Records that describe figures
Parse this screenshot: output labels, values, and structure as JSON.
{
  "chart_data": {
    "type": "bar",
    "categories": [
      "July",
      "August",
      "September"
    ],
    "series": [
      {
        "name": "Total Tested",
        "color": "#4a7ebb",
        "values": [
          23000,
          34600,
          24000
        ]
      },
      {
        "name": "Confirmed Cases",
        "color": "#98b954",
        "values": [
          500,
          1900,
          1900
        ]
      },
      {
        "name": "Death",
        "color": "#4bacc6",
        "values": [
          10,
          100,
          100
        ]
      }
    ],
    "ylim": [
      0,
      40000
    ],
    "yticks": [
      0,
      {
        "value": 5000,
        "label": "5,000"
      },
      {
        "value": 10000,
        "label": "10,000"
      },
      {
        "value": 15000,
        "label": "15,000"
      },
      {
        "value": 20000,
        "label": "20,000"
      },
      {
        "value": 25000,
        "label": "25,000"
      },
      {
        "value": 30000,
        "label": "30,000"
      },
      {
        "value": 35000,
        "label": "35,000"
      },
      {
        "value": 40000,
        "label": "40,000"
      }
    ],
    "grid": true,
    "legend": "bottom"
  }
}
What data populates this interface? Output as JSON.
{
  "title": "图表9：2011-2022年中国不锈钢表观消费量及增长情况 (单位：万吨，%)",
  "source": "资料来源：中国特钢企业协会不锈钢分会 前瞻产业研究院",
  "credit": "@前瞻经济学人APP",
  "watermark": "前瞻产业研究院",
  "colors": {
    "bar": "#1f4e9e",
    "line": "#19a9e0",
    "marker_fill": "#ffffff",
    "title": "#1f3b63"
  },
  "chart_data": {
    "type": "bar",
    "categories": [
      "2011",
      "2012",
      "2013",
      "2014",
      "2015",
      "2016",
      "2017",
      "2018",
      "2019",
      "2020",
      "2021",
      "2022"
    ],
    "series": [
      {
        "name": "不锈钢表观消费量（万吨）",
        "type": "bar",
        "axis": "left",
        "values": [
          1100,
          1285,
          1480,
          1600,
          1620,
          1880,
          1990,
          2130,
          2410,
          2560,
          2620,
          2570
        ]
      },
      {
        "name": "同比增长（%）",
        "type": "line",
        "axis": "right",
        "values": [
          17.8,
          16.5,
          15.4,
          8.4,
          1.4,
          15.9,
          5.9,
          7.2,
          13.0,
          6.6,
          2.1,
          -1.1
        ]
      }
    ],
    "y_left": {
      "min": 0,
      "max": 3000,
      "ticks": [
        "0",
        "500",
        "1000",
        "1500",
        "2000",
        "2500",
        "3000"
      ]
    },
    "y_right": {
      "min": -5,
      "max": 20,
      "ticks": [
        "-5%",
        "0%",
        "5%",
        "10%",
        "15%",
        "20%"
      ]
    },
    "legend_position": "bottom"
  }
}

* * *

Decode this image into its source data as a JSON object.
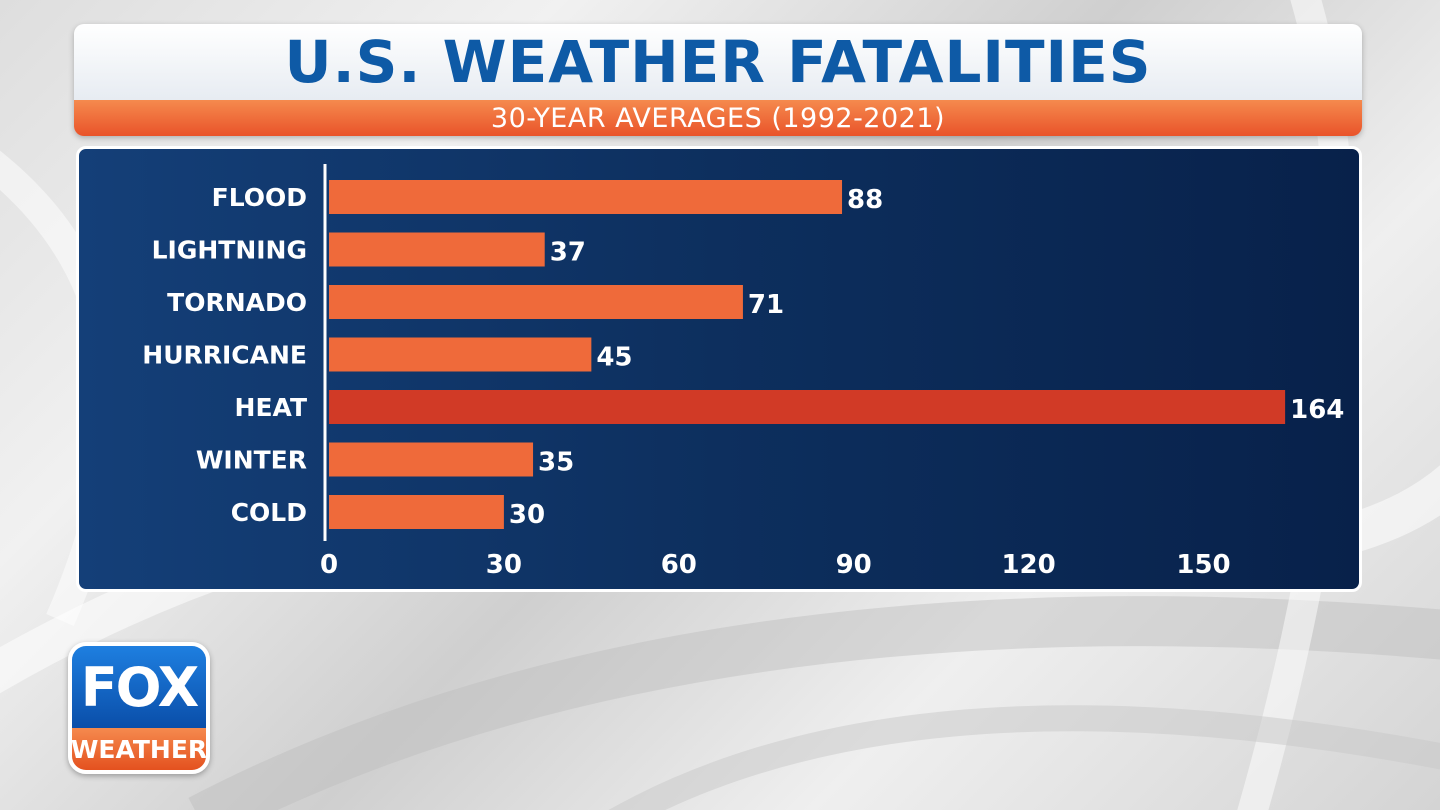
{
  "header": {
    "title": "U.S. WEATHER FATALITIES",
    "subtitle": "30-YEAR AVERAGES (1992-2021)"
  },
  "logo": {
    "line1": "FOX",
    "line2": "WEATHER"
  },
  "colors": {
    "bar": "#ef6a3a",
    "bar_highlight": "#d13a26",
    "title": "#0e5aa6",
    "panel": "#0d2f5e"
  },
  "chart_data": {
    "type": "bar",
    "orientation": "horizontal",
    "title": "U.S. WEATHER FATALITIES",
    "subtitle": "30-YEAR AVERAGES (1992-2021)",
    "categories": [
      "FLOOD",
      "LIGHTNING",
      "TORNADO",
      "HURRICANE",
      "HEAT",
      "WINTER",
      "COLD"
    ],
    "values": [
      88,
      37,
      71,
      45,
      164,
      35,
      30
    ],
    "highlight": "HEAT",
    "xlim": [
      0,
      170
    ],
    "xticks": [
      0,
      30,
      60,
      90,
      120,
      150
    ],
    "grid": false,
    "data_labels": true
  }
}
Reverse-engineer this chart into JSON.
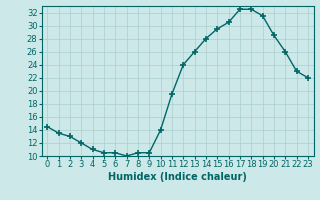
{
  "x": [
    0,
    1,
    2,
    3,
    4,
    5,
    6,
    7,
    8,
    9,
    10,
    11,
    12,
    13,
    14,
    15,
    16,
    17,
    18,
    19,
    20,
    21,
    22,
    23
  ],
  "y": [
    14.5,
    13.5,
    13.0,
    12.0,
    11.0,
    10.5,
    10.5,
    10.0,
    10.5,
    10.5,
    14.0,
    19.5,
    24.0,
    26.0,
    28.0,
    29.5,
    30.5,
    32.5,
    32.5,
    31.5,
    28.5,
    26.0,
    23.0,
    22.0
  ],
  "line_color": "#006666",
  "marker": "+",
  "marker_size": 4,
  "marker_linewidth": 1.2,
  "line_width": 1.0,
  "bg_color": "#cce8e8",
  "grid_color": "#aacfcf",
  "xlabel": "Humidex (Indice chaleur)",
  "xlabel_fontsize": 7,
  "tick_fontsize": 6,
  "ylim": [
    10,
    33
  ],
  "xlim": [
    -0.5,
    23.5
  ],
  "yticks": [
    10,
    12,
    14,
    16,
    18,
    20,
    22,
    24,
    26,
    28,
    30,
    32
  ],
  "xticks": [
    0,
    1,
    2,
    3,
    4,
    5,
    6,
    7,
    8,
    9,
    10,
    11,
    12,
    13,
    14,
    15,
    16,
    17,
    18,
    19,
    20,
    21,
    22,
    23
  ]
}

* * *

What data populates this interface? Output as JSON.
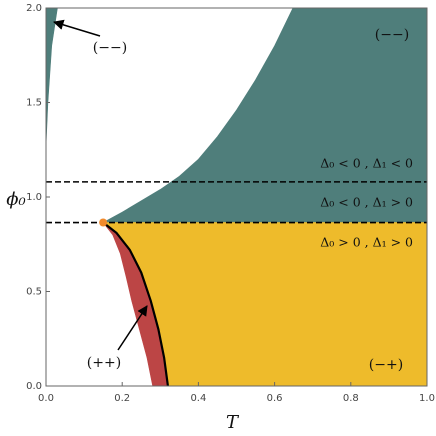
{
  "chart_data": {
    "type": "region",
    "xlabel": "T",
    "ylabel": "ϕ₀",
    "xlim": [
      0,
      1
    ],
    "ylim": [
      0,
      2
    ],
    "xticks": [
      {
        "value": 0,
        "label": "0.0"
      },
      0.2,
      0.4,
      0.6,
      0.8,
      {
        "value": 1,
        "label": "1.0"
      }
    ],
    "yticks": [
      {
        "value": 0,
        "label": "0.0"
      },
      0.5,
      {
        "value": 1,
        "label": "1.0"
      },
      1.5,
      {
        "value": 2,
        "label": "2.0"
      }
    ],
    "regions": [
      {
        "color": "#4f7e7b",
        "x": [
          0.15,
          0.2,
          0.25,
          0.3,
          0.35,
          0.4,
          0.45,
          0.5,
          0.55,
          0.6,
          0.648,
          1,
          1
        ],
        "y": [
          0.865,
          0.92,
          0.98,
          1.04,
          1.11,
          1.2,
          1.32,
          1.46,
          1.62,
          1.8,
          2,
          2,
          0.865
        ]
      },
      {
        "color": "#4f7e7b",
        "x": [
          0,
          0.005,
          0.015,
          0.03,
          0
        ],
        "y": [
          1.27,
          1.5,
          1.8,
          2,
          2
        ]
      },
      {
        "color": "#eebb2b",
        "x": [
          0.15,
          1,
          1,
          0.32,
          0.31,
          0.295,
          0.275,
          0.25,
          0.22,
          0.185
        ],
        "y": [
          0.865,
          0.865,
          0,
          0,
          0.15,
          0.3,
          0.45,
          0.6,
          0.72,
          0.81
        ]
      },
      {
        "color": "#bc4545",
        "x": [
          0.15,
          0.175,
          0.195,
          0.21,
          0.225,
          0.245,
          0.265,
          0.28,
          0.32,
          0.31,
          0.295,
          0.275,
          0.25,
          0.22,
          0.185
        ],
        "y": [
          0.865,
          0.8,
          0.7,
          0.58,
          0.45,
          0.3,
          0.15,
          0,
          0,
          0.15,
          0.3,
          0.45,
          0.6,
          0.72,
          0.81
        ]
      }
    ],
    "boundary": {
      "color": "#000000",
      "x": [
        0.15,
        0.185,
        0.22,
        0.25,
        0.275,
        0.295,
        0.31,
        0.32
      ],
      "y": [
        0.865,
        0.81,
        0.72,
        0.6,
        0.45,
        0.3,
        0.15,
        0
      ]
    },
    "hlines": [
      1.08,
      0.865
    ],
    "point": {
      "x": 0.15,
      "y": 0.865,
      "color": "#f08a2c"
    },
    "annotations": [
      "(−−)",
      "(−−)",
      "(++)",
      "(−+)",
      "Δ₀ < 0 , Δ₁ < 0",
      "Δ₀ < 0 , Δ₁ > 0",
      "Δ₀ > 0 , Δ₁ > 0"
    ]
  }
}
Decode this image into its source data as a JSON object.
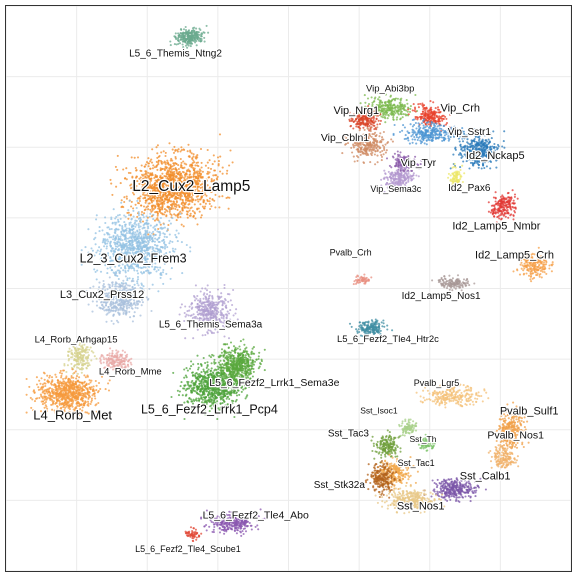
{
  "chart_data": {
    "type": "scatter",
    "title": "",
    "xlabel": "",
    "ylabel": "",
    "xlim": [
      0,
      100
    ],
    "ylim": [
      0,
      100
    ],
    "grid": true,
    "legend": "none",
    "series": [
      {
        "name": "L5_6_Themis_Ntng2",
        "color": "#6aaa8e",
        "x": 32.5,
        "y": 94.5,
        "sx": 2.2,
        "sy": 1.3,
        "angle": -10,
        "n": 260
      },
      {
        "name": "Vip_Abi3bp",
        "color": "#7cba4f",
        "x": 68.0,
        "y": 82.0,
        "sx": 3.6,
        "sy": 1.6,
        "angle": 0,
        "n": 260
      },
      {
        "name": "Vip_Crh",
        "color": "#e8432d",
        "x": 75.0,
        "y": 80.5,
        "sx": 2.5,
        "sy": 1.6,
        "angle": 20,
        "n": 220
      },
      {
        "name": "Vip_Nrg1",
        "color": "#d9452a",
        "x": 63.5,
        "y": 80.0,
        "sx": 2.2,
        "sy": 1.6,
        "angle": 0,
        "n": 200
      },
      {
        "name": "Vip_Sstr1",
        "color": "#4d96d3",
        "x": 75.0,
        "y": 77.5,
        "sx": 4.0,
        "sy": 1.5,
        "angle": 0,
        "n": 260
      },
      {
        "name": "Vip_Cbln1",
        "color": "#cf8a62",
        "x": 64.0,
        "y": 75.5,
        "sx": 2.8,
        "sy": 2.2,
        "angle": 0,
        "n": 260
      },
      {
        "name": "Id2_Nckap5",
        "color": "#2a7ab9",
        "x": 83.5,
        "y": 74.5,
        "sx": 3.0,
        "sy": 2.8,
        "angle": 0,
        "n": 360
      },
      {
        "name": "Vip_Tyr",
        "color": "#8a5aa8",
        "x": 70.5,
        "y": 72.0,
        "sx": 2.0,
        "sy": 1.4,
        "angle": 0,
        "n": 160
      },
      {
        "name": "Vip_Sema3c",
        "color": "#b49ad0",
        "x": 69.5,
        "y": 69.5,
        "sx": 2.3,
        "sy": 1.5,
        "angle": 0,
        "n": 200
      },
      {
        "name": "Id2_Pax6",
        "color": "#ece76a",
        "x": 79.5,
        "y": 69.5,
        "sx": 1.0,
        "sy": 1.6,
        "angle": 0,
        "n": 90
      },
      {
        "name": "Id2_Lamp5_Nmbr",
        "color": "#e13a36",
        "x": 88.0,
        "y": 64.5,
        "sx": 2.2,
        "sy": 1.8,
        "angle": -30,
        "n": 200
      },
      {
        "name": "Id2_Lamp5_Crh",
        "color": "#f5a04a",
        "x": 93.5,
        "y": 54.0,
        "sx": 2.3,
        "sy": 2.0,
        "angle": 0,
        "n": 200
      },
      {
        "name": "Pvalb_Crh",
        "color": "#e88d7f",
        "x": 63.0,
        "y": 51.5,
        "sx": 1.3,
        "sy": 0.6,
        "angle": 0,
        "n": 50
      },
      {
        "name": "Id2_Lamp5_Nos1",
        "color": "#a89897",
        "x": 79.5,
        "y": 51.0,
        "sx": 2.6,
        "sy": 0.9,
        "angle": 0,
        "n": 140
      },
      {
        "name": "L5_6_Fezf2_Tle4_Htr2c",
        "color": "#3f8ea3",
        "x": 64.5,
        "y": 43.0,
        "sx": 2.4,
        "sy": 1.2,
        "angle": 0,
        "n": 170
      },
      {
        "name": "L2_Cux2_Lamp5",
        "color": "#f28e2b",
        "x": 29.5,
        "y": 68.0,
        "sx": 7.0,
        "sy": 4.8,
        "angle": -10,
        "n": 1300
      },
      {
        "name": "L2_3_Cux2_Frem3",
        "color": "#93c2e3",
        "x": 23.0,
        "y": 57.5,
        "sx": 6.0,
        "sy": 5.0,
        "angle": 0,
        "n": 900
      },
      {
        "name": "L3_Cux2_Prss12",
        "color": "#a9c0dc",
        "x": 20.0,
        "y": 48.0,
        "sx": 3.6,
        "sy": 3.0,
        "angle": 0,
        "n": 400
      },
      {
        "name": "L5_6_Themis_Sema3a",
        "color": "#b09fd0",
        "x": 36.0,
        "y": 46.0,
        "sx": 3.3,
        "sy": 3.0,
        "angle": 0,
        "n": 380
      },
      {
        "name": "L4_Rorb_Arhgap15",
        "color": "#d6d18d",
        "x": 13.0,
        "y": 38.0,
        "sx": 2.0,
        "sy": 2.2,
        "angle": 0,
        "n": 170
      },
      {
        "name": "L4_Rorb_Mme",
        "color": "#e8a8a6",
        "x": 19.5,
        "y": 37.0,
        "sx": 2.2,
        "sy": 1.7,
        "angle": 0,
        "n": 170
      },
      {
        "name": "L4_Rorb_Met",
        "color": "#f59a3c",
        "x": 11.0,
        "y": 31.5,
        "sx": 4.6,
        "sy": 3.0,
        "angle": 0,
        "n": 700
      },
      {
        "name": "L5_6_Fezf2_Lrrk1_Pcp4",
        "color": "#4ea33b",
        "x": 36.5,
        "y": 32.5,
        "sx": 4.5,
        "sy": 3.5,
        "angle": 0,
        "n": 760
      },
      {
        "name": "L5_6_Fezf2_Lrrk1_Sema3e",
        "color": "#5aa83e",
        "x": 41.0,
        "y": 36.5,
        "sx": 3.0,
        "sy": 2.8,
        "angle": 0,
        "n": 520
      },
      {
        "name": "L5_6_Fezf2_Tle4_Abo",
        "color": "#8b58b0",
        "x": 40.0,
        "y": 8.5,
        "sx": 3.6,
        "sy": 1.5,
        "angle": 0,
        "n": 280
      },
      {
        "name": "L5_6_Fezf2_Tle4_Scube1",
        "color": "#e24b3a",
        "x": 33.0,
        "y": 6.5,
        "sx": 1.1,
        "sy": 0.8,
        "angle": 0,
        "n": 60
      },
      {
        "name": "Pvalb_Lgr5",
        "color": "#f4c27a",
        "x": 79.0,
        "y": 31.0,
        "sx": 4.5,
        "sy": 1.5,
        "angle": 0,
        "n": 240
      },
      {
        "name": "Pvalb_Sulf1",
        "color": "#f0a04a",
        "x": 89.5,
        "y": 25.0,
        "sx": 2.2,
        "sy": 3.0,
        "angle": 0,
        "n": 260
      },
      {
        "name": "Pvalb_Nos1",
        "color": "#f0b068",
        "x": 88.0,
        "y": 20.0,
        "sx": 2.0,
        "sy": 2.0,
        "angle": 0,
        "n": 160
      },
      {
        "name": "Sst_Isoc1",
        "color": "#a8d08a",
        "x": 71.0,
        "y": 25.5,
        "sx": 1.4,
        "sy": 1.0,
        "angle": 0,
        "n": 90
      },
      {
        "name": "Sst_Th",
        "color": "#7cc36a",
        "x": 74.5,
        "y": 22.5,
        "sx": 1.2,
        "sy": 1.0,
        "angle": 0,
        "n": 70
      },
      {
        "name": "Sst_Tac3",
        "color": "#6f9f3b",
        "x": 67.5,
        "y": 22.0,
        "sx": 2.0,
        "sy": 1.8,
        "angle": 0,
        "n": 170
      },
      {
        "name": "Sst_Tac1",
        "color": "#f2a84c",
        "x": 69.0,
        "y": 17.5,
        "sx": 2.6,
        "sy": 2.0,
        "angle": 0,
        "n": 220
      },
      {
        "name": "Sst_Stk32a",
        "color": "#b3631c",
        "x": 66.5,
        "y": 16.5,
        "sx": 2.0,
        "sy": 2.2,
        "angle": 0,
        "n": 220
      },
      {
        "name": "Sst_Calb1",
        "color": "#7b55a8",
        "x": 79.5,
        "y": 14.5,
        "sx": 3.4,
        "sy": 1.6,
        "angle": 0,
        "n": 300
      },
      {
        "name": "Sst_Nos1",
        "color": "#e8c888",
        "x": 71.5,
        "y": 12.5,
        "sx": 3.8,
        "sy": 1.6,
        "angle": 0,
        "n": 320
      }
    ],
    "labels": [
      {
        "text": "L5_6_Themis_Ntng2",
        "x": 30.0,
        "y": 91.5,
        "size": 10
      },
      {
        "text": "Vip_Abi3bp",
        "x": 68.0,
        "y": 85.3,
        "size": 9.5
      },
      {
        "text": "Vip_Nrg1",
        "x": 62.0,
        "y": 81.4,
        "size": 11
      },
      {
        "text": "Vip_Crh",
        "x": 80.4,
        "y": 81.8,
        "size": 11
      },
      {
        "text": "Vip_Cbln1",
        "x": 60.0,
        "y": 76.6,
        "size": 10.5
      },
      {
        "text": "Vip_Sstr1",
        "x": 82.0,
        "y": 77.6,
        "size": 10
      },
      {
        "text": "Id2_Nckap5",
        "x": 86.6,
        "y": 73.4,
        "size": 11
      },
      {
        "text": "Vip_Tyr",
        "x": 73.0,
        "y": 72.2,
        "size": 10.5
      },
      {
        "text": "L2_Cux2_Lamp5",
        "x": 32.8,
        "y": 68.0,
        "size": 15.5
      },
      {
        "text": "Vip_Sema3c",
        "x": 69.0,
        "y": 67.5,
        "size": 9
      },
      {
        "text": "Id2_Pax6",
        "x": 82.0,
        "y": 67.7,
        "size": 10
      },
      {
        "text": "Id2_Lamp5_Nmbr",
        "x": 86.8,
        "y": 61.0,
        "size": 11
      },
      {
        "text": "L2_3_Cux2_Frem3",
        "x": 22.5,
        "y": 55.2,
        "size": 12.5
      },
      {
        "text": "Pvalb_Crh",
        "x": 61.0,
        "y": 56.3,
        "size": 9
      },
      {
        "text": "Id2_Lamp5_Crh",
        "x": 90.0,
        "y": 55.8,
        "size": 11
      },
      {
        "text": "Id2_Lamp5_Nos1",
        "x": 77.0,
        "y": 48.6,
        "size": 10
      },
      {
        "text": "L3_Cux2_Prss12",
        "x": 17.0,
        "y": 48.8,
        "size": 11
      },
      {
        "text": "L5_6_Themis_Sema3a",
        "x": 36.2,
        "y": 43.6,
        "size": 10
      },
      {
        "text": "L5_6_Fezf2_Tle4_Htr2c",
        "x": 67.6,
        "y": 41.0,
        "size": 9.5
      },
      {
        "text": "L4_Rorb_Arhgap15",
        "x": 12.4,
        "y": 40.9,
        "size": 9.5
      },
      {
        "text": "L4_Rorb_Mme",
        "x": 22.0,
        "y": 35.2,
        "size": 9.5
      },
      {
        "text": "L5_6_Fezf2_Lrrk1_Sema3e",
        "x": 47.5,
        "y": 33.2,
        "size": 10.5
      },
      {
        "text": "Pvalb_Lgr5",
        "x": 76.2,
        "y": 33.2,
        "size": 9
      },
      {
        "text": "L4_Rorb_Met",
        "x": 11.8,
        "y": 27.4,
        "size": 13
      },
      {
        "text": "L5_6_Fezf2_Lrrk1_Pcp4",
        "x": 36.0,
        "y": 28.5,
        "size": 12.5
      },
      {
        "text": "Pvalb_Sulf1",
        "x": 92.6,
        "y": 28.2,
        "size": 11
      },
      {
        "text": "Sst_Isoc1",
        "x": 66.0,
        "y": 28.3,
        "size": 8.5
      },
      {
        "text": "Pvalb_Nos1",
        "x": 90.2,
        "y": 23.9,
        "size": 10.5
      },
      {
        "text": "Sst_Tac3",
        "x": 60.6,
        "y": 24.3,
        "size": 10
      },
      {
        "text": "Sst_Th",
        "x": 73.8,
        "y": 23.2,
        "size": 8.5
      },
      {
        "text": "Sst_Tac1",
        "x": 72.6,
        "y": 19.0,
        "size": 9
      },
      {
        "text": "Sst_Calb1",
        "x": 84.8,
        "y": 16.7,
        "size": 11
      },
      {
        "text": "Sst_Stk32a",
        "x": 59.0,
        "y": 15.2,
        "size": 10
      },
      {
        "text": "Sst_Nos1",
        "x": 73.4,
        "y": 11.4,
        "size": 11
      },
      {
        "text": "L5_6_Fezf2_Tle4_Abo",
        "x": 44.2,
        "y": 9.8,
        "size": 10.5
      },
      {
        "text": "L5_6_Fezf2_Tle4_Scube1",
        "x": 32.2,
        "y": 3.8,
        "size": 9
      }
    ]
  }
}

The exercise - The records are above. How many lines in them contain the word "YEAR"? Give the number alone.

Complete output - 2